*STATED GOAL:* Select, from the data, each line where "Rechtspflege" occurs.

*DATASET EXTRACT:*
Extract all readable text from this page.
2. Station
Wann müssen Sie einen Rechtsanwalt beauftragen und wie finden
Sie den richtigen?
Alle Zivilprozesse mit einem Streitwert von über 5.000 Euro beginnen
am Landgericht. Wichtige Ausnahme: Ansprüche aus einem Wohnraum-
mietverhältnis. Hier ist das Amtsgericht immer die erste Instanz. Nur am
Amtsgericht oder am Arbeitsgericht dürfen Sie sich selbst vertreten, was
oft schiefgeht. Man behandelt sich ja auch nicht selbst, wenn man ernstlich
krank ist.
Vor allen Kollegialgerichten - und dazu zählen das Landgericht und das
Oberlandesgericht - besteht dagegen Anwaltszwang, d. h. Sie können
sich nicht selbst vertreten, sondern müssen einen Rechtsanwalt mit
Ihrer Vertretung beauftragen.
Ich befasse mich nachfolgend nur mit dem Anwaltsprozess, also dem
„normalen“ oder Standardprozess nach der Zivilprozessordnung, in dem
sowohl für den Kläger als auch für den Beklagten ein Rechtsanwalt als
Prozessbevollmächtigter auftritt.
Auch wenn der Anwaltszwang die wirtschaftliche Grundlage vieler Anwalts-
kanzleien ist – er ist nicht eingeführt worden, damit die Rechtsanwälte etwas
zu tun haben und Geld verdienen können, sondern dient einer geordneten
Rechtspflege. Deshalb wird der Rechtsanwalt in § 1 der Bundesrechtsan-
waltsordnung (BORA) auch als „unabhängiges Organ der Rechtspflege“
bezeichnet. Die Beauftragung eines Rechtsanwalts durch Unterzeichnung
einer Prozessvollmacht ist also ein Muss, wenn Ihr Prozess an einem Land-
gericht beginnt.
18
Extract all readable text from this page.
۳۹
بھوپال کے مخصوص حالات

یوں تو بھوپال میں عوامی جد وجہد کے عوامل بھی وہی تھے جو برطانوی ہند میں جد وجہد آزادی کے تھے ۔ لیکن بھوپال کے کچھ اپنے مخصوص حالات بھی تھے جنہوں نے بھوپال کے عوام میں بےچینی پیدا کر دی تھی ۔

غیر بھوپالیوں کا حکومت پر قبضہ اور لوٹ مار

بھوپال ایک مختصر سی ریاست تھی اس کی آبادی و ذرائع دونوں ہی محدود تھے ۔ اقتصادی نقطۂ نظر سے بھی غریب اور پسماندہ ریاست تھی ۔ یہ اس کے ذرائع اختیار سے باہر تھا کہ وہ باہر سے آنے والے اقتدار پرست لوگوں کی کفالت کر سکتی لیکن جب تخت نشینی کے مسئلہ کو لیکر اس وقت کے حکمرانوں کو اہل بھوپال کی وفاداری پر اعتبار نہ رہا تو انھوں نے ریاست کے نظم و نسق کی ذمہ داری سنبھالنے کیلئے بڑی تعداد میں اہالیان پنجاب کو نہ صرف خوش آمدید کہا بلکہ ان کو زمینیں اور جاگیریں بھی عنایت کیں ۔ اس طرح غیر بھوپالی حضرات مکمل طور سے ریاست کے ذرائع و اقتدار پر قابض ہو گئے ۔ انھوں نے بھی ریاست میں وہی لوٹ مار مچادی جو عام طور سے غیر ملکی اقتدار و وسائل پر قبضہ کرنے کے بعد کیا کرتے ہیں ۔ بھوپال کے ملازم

*WRITTEN REPLY:*
Rechtspflege. Deshalb wird der Rechtsanwalt in § 1 der Bundesrechtsan-
waltsordnung (BORA) auch als „unabhängiges Organ der Rechtspflege“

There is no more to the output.